*Brief:* Repeat every line of the listing below exactly, minus the pictures.

[Data items]
____

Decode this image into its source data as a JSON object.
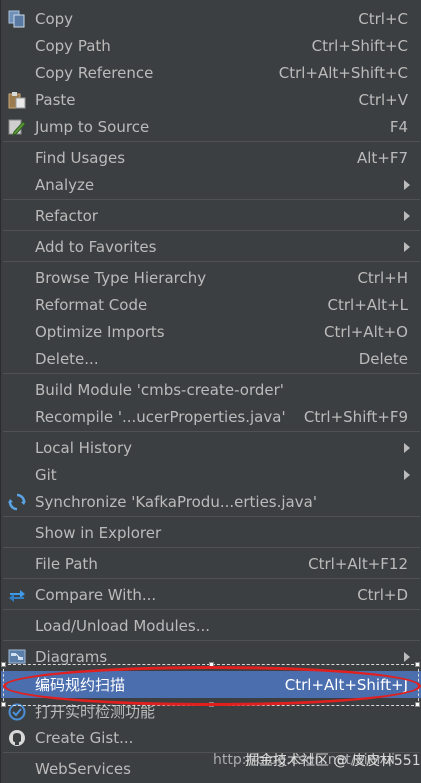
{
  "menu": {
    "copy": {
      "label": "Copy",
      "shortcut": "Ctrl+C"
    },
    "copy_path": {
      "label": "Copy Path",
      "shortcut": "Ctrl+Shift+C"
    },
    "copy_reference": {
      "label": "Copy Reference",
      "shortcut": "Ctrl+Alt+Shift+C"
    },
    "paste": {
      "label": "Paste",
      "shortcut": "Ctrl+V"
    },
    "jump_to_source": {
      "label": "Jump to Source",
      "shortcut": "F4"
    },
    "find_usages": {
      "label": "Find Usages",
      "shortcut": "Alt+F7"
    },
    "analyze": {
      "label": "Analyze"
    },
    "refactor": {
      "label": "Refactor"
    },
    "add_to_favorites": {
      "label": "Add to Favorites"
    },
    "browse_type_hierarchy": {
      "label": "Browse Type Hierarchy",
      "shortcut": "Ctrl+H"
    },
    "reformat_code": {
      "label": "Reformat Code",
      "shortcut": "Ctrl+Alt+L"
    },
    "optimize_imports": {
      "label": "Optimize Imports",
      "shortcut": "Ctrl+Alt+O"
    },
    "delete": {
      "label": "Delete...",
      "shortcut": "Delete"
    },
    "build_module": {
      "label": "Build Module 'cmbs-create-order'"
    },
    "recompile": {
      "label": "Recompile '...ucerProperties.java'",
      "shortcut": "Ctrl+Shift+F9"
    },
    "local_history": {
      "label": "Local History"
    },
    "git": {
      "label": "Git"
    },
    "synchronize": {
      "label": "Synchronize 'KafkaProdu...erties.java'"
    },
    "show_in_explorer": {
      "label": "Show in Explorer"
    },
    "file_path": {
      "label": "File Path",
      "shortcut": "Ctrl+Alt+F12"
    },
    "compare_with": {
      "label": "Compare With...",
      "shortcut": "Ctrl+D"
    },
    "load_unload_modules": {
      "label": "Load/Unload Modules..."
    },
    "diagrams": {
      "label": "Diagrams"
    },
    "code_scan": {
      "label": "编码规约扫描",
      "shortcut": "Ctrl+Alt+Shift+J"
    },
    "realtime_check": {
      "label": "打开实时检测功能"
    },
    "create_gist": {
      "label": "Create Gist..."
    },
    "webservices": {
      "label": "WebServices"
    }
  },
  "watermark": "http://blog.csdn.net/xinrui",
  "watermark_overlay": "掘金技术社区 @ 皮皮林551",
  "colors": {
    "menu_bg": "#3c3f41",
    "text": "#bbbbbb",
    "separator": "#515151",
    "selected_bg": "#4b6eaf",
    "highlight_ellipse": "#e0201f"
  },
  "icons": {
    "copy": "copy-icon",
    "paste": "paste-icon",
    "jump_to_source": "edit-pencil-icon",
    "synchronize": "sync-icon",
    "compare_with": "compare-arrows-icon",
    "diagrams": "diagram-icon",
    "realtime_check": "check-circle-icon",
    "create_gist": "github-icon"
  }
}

____

*Answer to this problem:*
Decode this image into its source data as a JSON object.
{
  "menu": {
    "copy": {
      "label": "Copy",
      "shortcut": "Ctrl+C"
    },
    "copy_path": {
      "label": "Copy Path",
      "shortcut": "Ctrl+Shift+C"
    },
    "copy_reference": {
      "label": "Copy Reference",
      "shortcut": "Ctrl+Alt+Shift+C"
    },
    "paste": {
      "label": "Paste",
      "shortcut": "Ctrl+V"
    },
    "jump_to_source": {
      "label": "Jump to Source",
      "shortcut": "F4"
    },
    "find_usages": {
      "label": "Find Usages",
      "shortcut": "Alt+F7"
    },
    "analyze": {
      "label": "Analyze"
    },
    "refactor": {
      "label": "Refactor"
    },
    "add_to_favorites": {
      "label": "Add to Favorites"
    },
    "browse_type_hierarchy": {
      "label": "Browse Type Hierarchy",
      "shortcut": "Ctrl+H"
    },
    "reformat_code": {
      "label": "Reformat Code",
      "shortcut": "Ctrl+Alt+L"
    },
    "optimize_imports": {
      "label": "Optimize Imports",
      "shortcut": "Ctrl+Alt+O"
    },
    "delete": {
      "label": "Delete...",
      "shortcut": "Delete"
    },
    "build_module": {
      "label": "Build Module 'cmbs-create-order'"
    },
    "recompile": {
      "label": "Recompile '...ucerProperties.java'",
      "shortcut": "Ctrl+Shift+F9"
    },
    "local_history": {
      "label": "Local History"
    },
    "git": {
      "label": "Git"
    },
    "synchronize": {
      "label": "Synchronize 'KafkaProdu...erties.java'"
    },
    "show_in_explorer": {
      "label": "Show in Explorer"
    },
    "file_path": {
      "label": "File Path",
      "shortcut": "Ctrl+Alt+F12"
    },
    "compare_with": {
      "label": "Compare With...",
      "shortcut": "Ctrl+D"
    },
    "load_unload_modules": {
      "label": "Load/Unload Modules..."
    },
    "diagrams": {
      "label": "Diagrams"
    },
    "code_scan": {
      "label": "编码规约扫描",
      "shortcut": "Ctrl+Alt+Shift+J"
    },
    "realtime_check": {
      "label": "打开实时检测功能"
    },
    "create_gist": {
      "label": "Create Gist..."
    },
    "webservices": {
      "label": "WebServices"
    }
  },
  "watermark": "http://blog.csdn.net/xinrui",
  "watermark_overlay": "掘金技术社区 @ 皮皮林551",
  "colors": {
    "menu_bg": "#3c3f41",
    "text": "#bbbbbb",
    "separator": "#515151",
    "selected_bg": "#4b6eaf",
    "highlight_ellipse": "#e0201f"
  },
  "icons": {
    "copy": "copy-icon",
    "paste": "paste-icon",
    "jump_to_source": "edit-pencil-icon",
    "synchronize": "sync-icon",
    "compare_with": "compare-arrows-icon",
    "diagrams": "diagram-icon",
    "realtime_check": "check-circle-icon",
    "create_gist": "github-icon"
  }
}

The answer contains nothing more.